THE PROBLEM:
Report how many lines contain "Netherlands". Give the number and nothing else.

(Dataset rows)
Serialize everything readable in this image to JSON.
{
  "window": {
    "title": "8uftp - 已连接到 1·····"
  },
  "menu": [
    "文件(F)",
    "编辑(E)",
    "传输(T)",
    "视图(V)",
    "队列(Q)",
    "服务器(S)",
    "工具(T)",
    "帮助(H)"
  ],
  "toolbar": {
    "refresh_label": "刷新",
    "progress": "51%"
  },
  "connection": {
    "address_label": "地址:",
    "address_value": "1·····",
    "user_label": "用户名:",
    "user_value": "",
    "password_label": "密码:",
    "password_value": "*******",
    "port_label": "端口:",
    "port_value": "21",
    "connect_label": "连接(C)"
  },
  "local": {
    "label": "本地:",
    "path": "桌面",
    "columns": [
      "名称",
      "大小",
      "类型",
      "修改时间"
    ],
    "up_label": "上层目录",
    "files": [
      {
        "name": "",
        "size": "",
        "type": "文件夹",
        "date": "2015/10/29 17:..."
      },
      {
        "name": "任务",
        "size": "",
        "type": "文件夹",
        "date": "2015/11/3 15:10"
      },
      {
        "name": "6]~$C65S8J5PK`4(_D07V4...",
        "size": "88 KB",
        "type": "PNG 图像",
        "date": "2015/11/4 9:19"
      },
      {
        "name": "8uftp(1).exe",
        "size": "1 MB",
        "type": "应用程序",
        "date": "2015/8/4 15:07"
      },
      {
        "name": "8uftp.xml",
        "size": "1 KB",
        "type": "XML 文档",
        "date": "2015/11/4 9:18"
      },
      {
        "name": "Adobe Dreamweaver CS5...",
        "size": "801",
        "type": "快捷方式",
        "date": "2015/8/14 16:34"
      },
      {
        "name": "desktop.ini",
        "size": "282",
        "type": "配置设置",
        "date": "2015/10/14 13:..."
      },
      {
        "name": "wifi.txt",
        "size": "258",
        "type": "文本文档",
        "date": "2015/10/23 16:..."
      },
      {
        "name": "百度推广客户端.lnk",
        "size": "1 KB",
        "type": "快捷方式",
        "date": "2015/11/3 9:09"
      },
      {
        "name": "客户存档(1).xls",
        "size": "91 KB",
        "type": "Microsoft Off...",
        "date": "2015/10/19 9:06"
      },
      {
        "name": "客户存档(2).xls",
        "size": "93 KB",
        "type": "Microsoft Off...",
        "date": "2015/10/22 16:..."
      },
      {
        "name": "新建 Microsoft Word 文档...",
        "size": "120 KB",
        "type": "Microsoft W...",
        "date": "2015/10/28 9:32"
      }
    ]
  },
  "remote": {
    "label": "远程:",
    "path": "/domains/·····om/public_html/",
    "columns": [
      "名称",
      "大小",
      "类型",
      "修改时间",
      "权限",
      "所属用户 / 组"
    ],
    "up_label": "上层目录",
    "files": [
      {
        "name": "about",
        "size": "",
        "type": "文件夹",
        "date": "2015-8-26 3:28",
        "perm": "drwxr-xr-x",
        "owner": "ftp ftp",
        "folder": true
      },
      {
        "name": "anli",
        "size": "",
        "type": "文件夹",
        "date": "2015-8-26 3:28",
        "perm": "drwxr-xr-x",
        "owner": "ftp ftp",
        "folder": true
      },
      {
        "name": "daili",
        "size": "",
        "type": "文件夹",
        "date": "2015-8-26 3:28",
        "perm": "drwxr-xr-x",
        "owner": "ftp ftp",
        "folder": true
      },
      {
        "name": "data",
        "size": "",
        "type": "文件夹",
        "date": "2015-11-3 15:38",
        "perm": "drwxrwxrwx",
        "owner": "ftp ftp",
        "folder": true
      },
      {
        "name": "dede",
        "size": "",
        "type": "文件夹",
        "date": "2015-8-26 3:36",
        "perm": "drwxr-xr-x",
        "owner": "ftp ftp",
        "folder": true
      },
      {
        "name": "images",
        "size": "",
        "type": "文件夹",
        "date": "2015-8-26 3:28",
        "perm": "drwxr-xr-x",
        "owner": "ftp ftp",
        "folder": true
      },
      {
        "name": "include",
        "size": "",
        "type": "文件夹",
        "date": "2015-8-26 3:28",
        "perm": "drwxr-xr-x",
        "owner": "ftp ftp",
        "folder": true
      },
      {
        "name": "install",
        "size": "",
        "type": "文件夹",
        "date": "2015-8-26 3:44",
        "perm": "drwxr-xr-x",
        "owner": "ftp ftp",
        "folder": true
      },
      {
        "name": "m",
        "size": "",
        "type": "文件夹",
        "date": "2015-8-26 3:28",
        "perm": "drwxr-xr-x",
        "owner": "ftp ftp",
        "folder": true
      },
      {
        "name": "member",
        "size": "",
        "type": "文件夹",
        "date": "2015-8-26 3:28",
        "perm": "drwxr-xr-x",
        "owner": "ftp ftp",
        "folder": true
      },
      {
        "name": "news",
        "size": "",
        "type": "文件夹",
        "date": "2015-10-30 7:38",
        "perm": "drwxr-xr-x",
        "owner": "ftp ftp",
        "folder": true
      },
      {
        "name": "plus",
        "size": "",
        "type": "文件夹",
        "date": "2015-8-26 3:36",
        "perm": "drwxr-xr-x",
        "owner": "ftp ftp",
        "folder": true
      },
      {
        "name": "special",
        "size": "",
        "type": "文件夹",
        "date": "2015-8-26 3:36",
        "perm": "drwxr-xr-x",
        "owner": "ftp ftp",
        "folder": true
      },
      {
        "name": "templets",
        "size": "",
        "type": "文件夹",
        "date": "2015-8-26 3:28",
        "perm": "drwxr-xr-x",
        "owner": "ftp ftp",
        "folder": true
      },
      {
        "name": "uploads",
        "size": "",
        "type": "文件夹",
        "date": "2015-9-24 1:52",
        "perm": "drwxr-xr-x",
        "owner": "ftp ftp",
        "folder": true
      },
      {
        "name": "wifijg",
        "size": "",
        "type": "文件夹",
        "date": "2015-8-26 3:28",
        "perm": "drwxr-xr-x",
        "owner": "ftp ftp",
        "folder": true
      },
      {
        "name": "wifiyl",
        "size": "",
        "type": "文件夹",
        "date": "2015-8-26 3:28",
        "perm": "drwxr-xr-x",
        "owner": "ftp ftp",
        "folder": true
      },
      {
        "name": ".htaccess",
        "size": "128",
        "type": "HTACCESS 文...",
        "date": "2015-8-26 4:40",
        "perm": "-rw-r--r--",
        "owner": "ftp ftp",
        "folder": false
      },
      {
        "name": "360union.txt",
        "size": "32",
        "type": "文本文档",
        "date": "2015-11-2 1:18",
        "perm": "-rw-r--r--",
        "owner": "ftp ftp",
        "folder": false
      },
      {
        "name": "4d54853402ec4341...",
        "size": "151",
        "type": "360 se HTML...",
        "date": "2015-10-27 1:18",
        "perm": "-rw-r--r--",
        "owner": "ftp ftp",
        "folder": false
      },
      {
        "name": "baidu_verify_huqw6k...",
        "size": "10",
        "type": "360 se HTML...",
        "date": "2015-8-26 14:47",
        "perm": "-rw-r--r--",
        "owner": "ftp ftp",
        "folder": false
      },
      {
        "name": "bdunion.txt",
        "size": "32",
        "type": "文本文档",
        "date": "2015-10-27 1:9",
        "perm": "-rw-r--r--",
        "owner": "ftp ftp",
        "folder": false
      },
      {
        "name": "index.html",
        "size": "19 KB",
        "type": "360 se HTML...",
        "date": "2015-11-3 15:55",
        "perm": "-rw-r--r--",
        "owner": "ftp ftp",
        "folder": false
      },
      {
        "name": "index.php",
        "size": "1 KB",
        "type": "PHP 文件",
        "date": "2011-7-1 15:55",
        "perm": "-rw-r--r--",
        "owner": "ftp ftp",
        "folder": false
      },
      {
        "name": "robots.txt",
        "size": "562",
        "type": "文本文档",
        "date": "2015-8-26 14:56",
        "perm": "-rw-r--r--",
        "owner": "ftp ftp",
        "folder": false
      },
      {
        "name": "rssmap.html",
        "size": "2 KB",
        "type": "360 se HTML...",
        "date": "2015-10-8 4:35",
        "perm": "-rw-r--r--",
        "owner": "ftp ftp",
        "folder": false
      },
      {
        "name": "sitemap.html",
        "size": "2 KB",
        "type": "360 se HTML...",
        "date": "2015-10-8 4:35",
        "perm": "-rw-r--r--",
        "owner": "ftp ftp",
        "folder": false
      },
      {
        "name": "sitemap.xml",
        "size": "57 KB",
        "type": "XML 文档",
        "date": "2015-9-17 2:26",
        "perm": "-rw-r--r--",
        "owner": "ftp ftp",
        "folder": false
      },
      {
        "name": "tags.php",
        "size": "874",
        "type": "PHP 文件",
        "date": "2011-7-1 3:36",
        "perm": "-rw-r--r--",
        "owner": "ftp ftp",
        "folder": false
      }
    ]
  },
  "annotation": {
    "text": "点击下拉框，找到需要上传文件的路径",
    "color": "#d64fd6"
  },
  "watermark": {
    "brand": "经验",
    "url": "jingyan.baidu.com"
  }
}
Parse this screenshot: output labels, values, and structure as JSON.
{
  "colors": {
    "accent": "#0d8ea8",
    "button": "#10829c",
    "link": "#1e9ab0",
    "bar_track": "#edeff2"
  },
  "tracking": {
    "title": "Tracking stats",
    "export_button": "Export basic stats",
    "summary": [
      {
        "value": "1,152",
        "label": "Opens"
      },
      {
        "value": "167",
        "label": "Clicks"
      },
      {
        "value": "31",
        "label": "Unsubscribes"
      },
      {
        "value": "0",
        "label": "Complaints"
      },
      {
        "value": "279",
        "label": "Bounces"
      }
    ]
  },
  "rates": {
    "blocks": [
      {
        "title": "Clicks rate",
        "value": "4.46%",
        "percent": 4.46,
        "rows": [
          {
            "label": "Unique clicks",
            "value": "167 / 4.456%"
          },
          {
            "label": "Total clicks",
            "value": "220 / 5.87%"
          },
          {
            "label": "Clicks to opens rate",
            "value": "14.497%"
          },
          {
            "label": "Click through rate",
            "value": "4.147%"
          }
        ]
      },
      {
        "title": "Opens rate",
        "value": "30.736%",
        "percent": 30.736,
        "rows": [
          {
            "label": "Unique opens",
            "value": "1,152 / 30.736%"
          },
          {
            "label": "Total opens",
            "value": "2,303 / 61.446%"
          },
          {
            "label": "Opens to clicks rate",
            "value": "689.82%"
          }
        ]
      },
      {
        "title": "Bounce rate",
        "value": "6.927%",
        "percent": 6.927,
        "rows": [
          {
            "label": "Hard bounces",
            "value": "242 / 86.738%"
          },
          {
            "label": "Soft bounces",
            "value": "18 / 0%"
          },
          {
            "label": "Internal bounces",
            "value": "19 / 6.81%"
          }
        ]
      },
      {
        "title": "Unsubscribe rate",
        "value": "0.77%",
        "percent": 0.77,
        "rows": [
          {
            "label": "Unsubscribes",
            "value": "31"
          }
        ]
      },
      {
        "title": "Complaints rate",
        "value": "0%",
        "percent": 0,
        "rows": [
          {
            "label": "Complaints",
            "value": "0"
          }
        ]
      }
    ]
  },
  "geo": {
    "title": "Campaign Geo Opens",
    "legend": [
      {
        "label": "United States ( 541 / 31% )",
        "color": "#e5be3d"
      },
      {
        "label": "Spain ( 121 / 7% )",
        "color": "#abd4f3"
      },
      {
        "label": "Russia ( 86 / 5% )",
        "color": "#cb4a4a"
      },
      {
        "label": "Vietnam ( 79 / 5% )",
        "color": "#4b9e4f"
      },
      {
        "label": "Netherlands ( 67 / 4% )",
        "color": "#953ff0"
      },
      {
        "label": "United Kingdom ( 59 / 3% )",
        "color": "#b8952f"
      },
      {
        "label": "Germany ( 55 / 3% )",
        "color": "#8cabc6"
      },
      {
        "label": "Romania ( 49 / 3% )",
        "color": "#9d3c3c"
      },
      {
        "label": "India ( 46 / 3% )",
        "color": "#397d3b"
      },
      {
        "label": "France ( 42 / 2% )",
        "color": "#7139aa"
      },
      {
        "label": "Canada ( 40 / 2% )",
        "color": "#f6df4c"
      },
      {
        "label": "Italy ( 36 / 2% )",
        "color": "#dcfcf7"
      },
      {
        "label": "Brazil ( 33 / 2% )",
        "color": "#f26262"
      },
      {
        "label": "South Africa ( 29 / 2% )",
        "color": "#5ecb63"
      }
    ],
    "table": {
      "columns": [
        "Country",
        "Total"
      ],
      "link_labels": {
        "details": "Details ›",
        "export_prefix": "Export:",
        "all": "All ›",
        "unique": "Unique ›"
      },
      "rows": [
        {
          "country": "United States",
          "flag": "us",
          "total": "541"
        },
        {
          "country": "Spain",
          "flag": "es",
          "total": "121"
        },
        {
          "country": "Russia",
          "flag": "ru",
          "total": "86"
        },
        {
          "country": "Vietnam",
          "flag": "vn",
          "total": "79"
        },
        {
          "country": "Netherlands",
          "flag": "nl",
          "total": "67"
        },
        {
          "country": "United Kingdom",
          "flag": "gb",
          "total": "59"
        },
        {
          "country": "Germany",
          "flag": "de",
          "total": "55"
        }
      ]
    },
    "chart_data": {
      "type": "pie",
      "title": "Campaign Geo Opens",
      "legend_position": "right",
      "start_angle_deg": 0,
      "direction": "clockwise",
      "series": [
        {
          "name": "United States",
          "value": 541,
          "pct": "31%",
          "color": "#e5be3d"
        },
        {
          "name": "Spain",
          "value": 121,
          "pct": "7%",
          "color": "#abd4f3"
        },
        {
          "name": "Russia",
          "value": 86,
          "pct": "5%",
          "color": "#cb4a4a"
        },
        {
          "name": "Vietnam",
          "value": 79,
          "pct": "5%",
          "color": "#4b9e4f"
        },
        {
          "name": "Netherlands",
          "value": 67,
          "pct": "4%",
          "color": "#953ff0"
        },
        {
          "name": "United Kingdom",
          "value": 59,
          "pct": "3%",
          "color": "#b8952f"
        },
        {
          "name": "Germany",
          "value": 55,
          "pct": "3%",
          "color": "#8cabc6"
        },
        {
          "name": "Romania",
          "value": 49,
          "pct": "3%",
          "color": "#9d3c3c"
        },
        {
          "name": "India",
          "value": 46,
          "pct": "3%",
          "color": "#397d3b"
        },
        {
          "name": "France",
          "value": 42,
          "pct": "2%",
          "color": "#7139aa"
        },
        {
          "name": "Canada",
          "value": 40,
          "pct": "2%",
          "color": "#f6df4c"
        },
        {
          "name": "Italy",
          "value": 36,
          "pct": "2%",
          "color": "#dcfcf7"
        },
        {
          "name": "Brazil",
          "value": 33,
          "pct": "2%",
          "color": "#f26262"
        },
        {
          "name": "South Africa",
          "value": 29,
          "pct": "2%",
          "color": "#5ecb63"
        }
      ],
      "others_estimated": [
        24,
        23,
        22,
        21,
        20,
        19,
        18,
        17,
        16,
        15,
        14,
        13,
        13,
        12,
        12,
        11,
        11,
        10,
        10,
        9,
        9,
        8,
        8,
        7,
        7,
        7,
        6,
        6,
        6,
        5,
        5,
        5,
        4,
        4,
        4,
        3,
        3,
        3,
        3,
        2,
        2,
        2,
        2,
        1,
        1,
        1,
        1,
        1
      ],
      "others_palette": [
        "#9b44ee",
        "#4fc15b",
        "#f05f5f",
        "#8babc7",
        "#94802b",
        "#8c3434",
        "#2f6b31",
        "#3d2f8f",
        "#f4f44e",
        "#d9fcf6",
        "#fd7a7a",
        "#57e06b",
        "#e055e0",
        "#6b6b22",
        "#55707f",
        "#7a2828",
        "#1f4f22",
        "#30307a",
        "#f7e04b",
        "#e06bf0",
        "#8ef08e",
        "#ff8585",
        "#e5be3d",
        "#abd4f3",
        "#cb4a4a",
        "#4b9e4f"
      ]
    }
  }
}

ANSWER TO THE TASK:
3